Task instructions:
Find how many lines contain the word "poderá" and state that number alone.

=== Material supplied ===

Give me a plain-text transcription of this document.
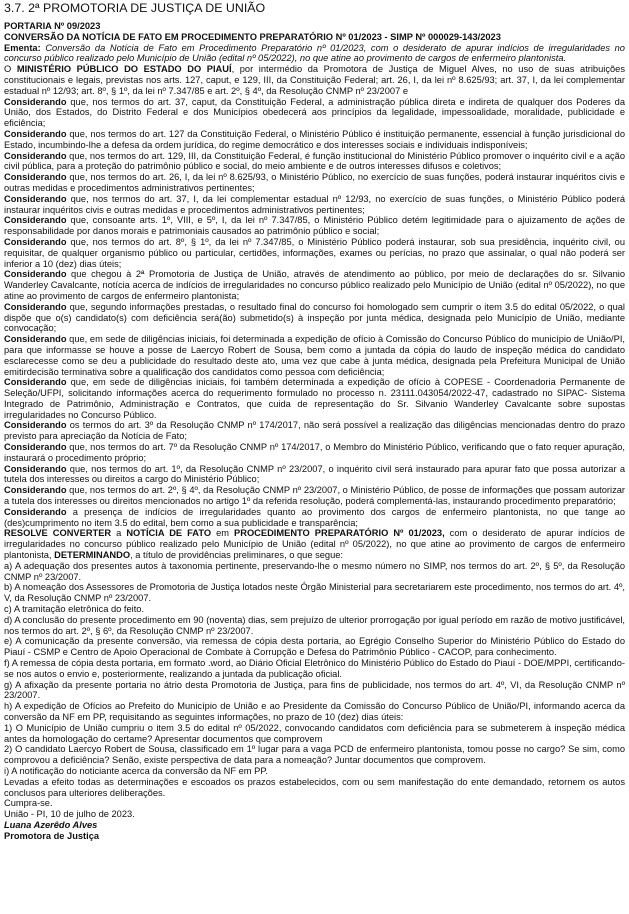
3.7. 2ª PROMOTORIA DE JUSTIÇA DE UNIÃO

PORTARIA Nº 09/2023

CONVERSÃO DA NOTÍCIA DE FATO EM PROCEDIMENTO PREPARATÓRIO Nº 01/2023 - SIMP Nº 000029-143/2023

Ementa: Conversão da Notícia de Fato em Procedimento Preparatório nº 01/2023, com o desiderato de apurar indícios de irregularidades no concurso público realizado pelo Município de União (edital nº 05/2022), no que atine ao provimento de cargos de enfermeiro plantonista.

O MINISTÉRIO PÚBLICO DO ESTADO DO PIAUÍ, por intermédio da Promotora de Justiça de Miguel Alves, no uso de suas atribuições constitucionais e legais, previstas nos arts. 127, caput, e 129, III, da Constituição Federal; art. 26, I, da lei nº 8.625/93; art. 37, I, da lei complementar estadual nº 12/93; art. 8º, § 1º, da lei nº 7.347/85 e art. 2º, § 4º, da Resolução CNMP nº 23/2007 e

Considerando que, nos termos do art. 37, caput, da Constituição Federal, a administração pública direta e indireta de qualquer dos Poderes da União, dos Estados, do Distrito Federal e dos Municípios obedecerá aos princípios da legalidade, impessoalidade, moralidade, publicidade e eficiência;

Considerando que, nos termos do art. 127 da Constituição Federal, o Ministério Público é instituição permanente, essencial à função jurisdicional do Estado, incumbindo-lhe a defesa da ordem jurídica, do regime democrático e dos interesses sociais e individuais indisponíveis;

Considerando que, nos termos do art. 129, III, da Constituição Federal, é função institucional do Ministério Público promover o inquérito civil e a ação civil pública, para a proteção do patrimônio público e social, do meio ambiente e de outros interesses difusos e coletivos;

Considerando que, nos termos do art. 26, I, da lei nº 8.625/93, o Ministério Público, no exercício de suas funções, poderá instaurar inquéritos civis e outras medidas e procedimentos administrativos pertinentes;

Considerando que, nos termos do art. 37, I, da lei complementar estadual nº 12/93, no exercício de suas funções, o Ministério Público poderá instaurar inquéritos civis e outras medidas e procedimentos administrativos pertinentes;

Considerando que, consoante arts. 1º, VIII, e 5º, I, da lei nº 7.347/85, o Ministério Público detém legitimidade para o ajuizamento de ações de responsabilidade por danos morais e patrimoniais causados ao patrimônio público e social;

Considerando que, nos termos do art. 8º, § 1º, da lei nº 7.347/85, o Ministério Público poderá instaurar, sob sua presidência, inquérito civil, ou requisitar, de qualquer organismo público ou particular, certidões, informações, exames ou perícias, no prazo que assinalar, o qual não poderá ser inferior a 10 (dez) dias úteis;

Considerando que chegou à 2ª Promotoria de Justiça de União, através de atendimento ao público, por meio de declarações do sr. Silvanio Wanderley Cavalcante, notícia acerca de indícios de irregularidades no concurso público realizado pelo Município de União (edital nº 05/2022), no que atine ao provimento de cargos de enfermeiro plantonista;

Considerando que, segundo informações prestadas, o resultado final do concurso foi homologado sem cumprir o item 3.5 do edital 05/2022, o qual dispõe que o(s) candidato(s) com deficiência será(ão) submetido(s) à inspeção por junta médica, designada pelo Município de União, mediante convocação;

Considerando que, em sede de diligências iniciais, foi determinada a expedição de ofício à Comissão do Concurso Público do município de União/PI, para que informasse se houve a posse de Laercyo Robert de Sousa, bem como a juntada da cópia do laudo de inspeção médica do candidato esclarecesse como se deu a publicidade do resultado deste ato, uma vez que cabe à junta médica, designada pela Prefeitura Municipal de União emitirdecisão terminativa sobre a qualificação dos candidatos como pessoa com deficiência;

Considerando que, em sede de diligências iniciais, foi também determinada a expedição de ofício à COPESE - Coordenadoria Permanente de Seleção/UFPI, solicitando informações acerca do requerimento formulado no processo n. 23111.043054/2022-47, cadastrado no SIPAC- Sistema Integrado de Patrimônio, Administração e Contratos, que cuida de representação do Sr. Silvanio Wanderley Cavalcante sobre supostas irregularidades no Concurso Público.

Considerando os termos do art. 3º da Resolução CNMP nº 174/2017, não será possível a realização das diligências mencionadas dentro do prazo previsto para apreciação da Notícia de Fato;

Considerando que, nos termos do art. 7º da Resolução CNMP nº 174/2017, o Membro do Ministério Público, verificando que o fato requer apuração, instaurará o procedimento próprio;

Considerando que, nos termos do art. 1º, da Resolução CNMP nº 23/2007, o inquérito civil será instaurado para apurar fato que possa autorizar a tutela dos interesses ou direitos a cargo do Ministério Público;

Considerando que, nos termos do art. 2º, § 4º, da Resolução CNMP nº 23/2007, o Ministério Público, de posse de informações que possam autorizar a tutela dos interesses ou direitos mencionados no artigo 1º da referida resolução, poderá complementá-las, instaurando procedimento preparatório;

Considerando a presença de indícios de irregularidades quanto ao provimento dos cargos de enfermeiro plantonista, no que tange ao (des)cumprimento no item 3.5 do edital, bem como a sua publicidade e transparência;

RESOLVE CONVERTER a NOTÍCIA DE FATO em PROCEDIMENTO PREPARATÓRIO Nº 01/2023, com o desiderato de apurar indícios de irregularidades no concurso público realizado pelo Município de União (edital nº 05/2022), no que atine ao provimento de cargos de enfermeiro plantonista, DETERMINANDO, a título de providências preliminares, o que segue:

a) A adequação dos presentes autos à taxonomia pertinente, preservando-lhe o mesmo número no SIMP, nos termos do art. 2º, § 5º, da Resolução CNMP nº 23/2007.

b) A nomeação dos Assessores de Promotoria de Justiça lotados neste Órgão Ministerial para secretariarem este procedimento, nos termos do art. 4º, V, da Resolução CNMP nº 23/2007.

c) A tramitação eletrônica do feito.

d) A conclusão do presente procedimento em 90 (noventa) dias, sem prejuízo de ulterior prorrogação por igual período em razão de motivo justificável, nos termos do art. 2º, § 6º, da Resolução CNMP nº 23/2007.

e) A comunicação da presente conversão, via remessa de cópia desta portaria, ao Egrégio Conselho Superior do Ministério Público do Estado do Piauí - CSMP e Centro de Apoio Operacional de Combate à Corrupção e Defesa do Patrimônio Público - CACOP, para conhecimento.

f) A remessa de cópia desta portaria, em formato .word, ao Diário Oficial Eletrônico do Ministério Público do Estado do Piauí - DOE/MPPI, certificando-se nos autos o envio e, posteriormente, realizando a juntada da publicação oficial.

g) A afixação da presente portaria no átrio desta Promotoria de Justiça, para fins de publicidade, nos termos do art. 4º, VI, da Resolução CNMP nº 23/2007.

h) A expedição de Ofícios ao Prefeito do Município de União e ao Presidente da Comissão do Concurso Público de União/PI, informando acerca da conversão da NF em PP, requisitando as seguintes informações, no prazo de 10 (dez) dias úteis:

1) O Município de União cumpriu o item 3.5 do edital nº 05/2022, convocando candidatos com deficiência para se submeterem à inspeção médica antes da homologação do certame? Apresentar documentos que comprovem

2) O candidato Laercyo Robert de Sousa, classificado em 1º lugar para a vaga PCD de enfermeiro plantonista, tomou posse no cargo? Se sim, como comprovou a deficiência? Senão, existe perspectiva de data para a nomeação? Juntar documentos que comprovem.

i) A notificação do noticiante acerca da conversão da NF em PP.

Levadas a efeito todas as determinações e escoados os prazos estabelecidos, com ou sem manifestação do ente demandado, retornem os autos conclusos para ulteriores deliberações.

Cumpra-se.

União - PI, 10 de julho de 2023.

Luana Azerêdo Alves

Promotora de Justiça
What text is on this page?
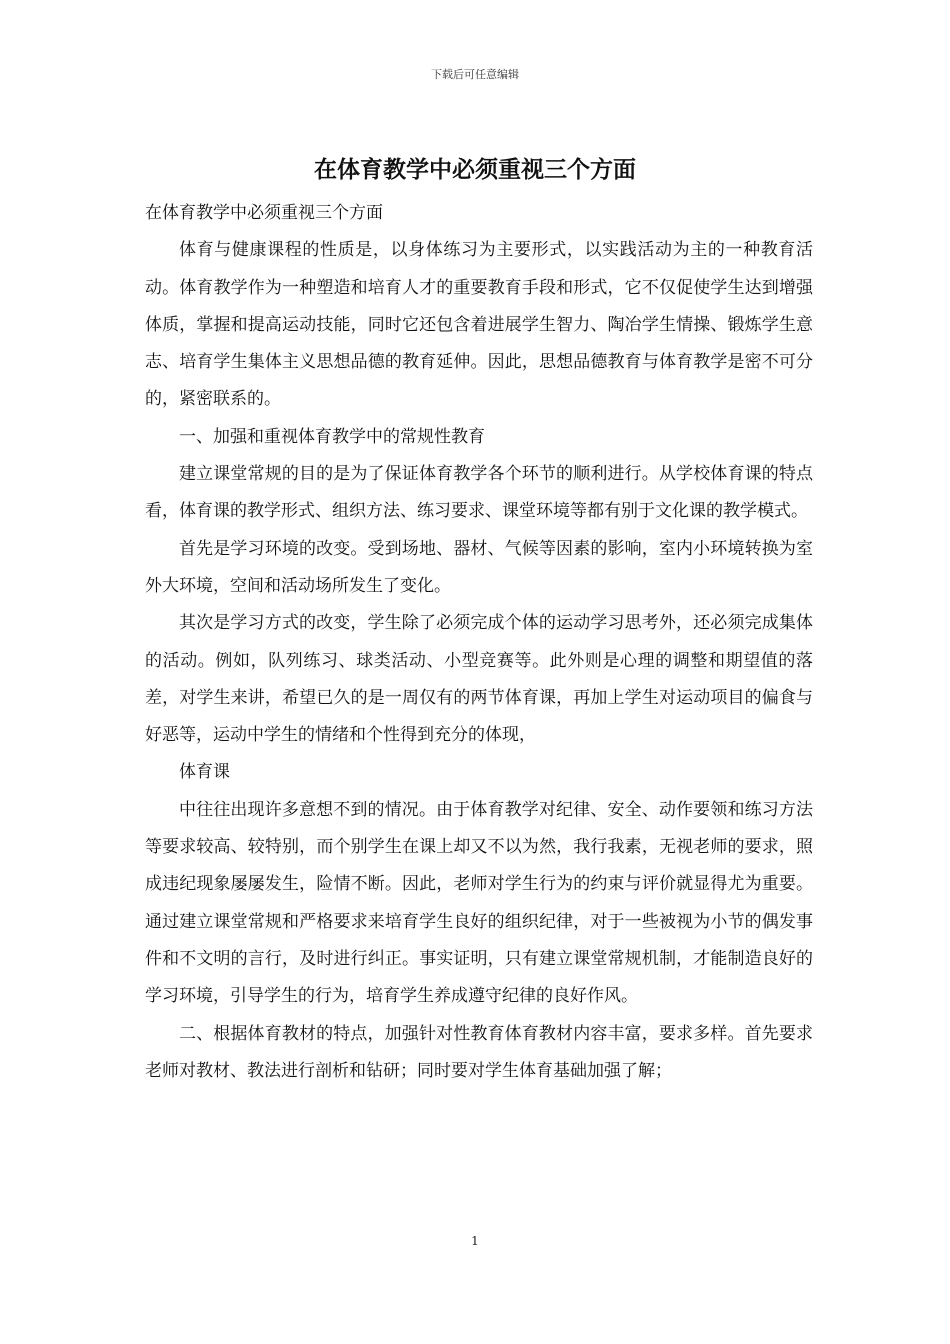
下载后可任意编辑
在体育教学中必须重视三个方面

在体育教学中必须重视三个方面

体育与健康课程的性质是，以身体练习为主要形式，以实践活动为主的一种教育活动。体育教学作为一种塑造和培育人才的重要教育手段和形式，它不仅促使学生达到增强体质，掌握和提高运动技能，同时它还包含着进展学生智力、陶冶学生情操、锻炼学生意志、培育学生集体主义思想品德的教育延伸。因此，思想品德教育与体育教学是密不可分的，紧密联系的。

一、加强和重视体育教学中的常规性教育

建立课堂常规的目的是为了保证体育教学各个环节的顺利进行。从学校体育课的特点看，体育课的教学形式、组织方法、练习要求、课堂环境等都有别于文化课的教学模式。

首先是学习环境的改变。受到场地、器材、气候等因素的影响，室内小环境转换为室外大环境，空间和活动场所发生了变化。

其次是学习方式的改变，学生除了必须完成个体的运动学习思考外，还必须完成集体的活动。例如，队列练习、球类活动、小型竞赛等。此外则是心理的调整和期望值的落差，对学生来讲，希望已久的是一周仅有的两节体育课，再加上学生对运动项目的偏食与好恶等，运动中学生的情绪和个性得到充分的体现，

体育课

中往往出现许多意想不到的情况。由于体育教学对纪律、安全、动作要领和练习方法等要求较高、较特别，而个别学生在课上却又不以为然，我行我素，无视老师的要求，照成违纪现象屡屡发生，险情不断。因此，老师对学生行为的约束与评价就显得尤为重要。通过建立课堂常规和严格要求来培育学生良好的组织纪律，对于一些被视为小节的偶发事件和不文明的言行，及时进行纠正。事实证明，只有建立课堂常规机制，才能制造良好的学习环境，引导学生的行为，培育学生养成遵守纪律的良好作风。

二、根据体育教材的特点，加强针对性教育体育教材内容丰富，要求多样。首先要求老师对教材、教法进行剖析和钻研；同时要对学生体育基础加强了解；

1
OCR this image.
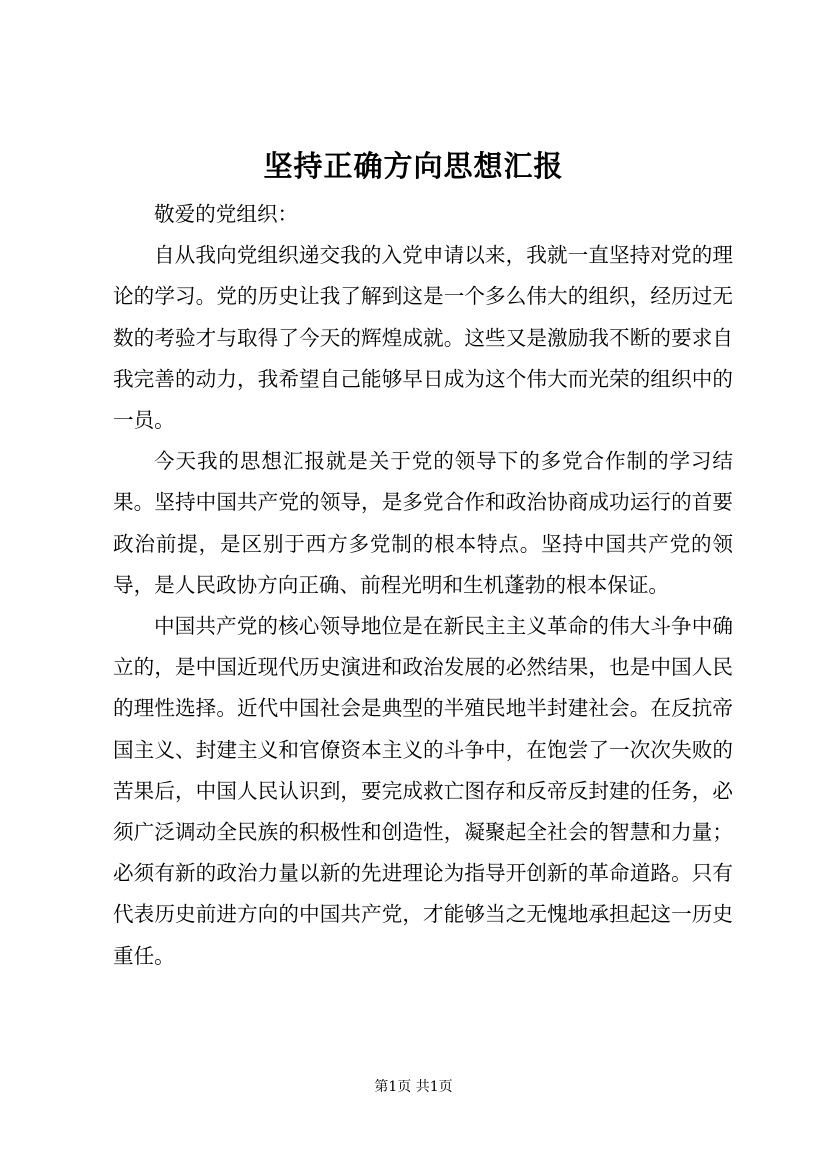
坚持正确方向思想汇报

敬爱的党组织：

自从我向党组织递交我的入党申请以来，我就一直坚持对党的理论的学习。党的历史让我了解到这是一个多么伟大的组织，经历过无数的考验才与取得了今天的辉煌成就。这些又是激励我不断的要求自我完善的动力，我希望自己能够早日成为这个伟大而光荣的组织中的一员。

今天我的思想汇报就是关于党的领导下的多党合作制的学习结果。坚持中国共产党的领导，是多党合作和政治协商成功运行的首要政治前提，是区别于西方多党制的根本特点。坚持中国共产党的领导，是人民政协方向正确、前程光明和生机蓬勃的根本保证。

中国共产党的核心领导地位是在新民主主义革命的伟大斗争中确立的，是中国近现代历史演进和政治发展的必然结果，也是中国人民的理性选择。近代中国社会是典型的半殖民地半封建社会。在反抗帝国主义、封建主义和官僚资本主义的斗争中，在饱尝了一次次失败的苦果后，中国人民认识到，要完成救亡图存和反帝反封建的任务，必须广泛调动全民族的积极性和创造性，凝聚起全社会的智慧和力量；必须有新的政治力量以新的先进理论为指导开创新的革命道路。只有代表历史前进方向的中国共产党，才能够当之无愧地承担起这一历史重任。

第1页 共1页
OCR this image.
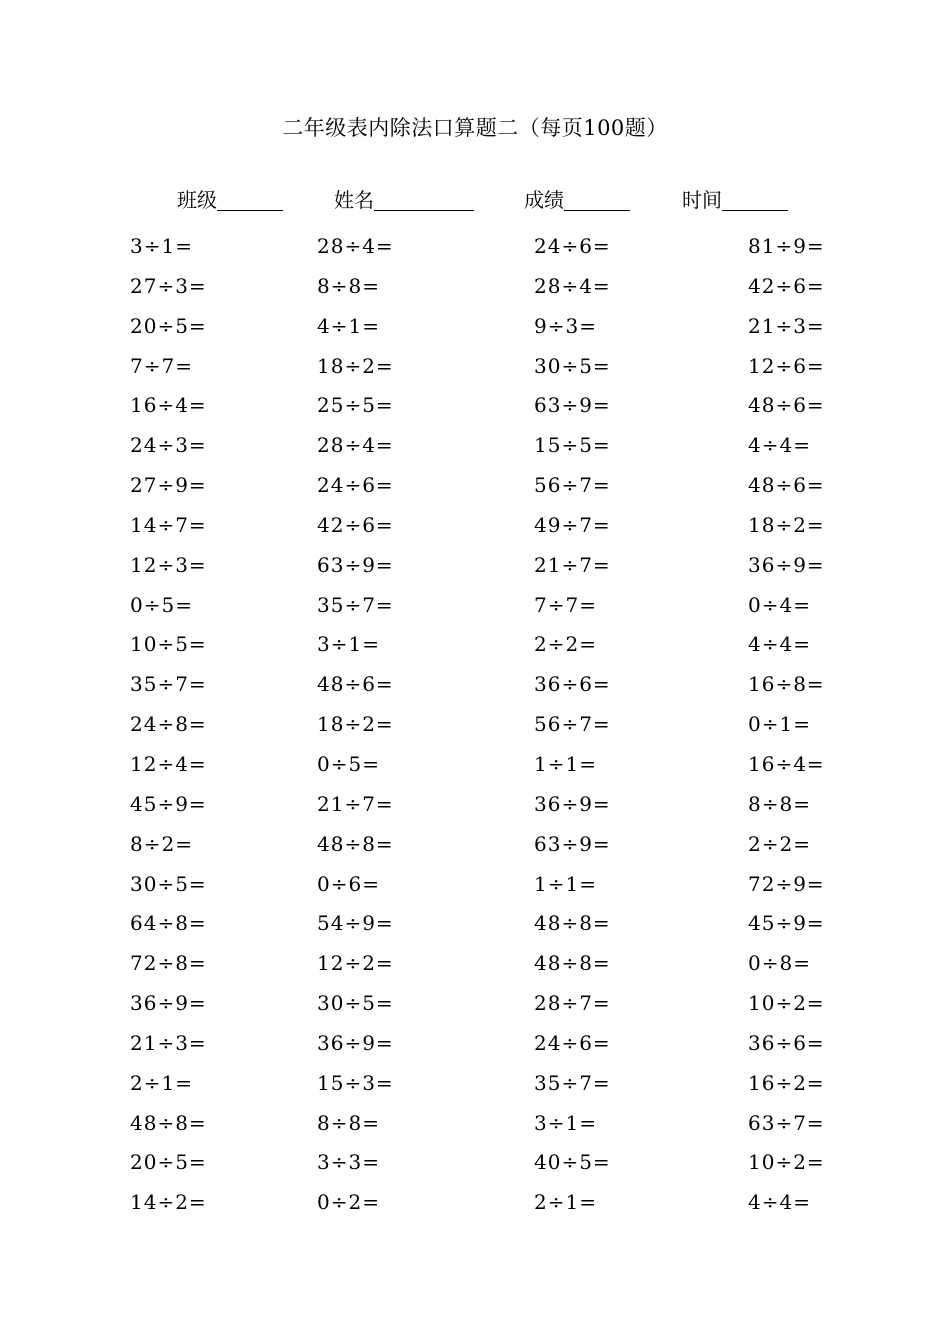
二年级表内除法口算题二（每页100题）
班级	姓名	成绩	时间
3÷1=	28÷4=	24÷6=	81÷9=
27÷3=	8÷8=	28÷4=	42÷6=
20÷5=	4÷1=	9÷3=	21÷3=
7÷7=	18÷2=	30÷5=	12÷6=
16÷4=	25÷5=	63÷9=	48÷6=
24÷3=	28÷4=	15÷5=	4÷4=
27÷9=	24÷6=	56÷7=	48÷6=
14÷7=	42÷6=	49÷7=	18÷2=
12÷3=	63÷9=	21÷7=	36÷9=
0÷5=	35÷7=	7÷7=	0÷4=
10÷5=	3÷1=	2÷2=	4÷4=
35÷7=	48÷6=	36÷6=	16÷8=
24÷8=	18÷2=	56÷7=	0÷1=
12÷4=	0÷5=	1÷1=	16÷4=
45÷9=	21÷7=	36÷9=	8÷8=
8÷2=	48÷8=	63÷9=	2÷2=
30÷5=	0÷6=	1÷1=	72÷9=
64÷8=	54÷9=	48÷8=	45÷9=
72÷8=	12÷2=	48÷8=	0÷8=
36÷9=	30÷5=	28÷7=	10÷2=
21÷3=	36÷9=	24÷6=	36÷6=
2÷1=	15÷3=	35÷7=	16÷2=
48÷8=	8÷8=	3÷1=	63÷7=
20÷5=	3÷3=	40÷5=	10÷2=
14÷2=	0÷2=	2÷1=	4÷4=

===

Exercise output:
4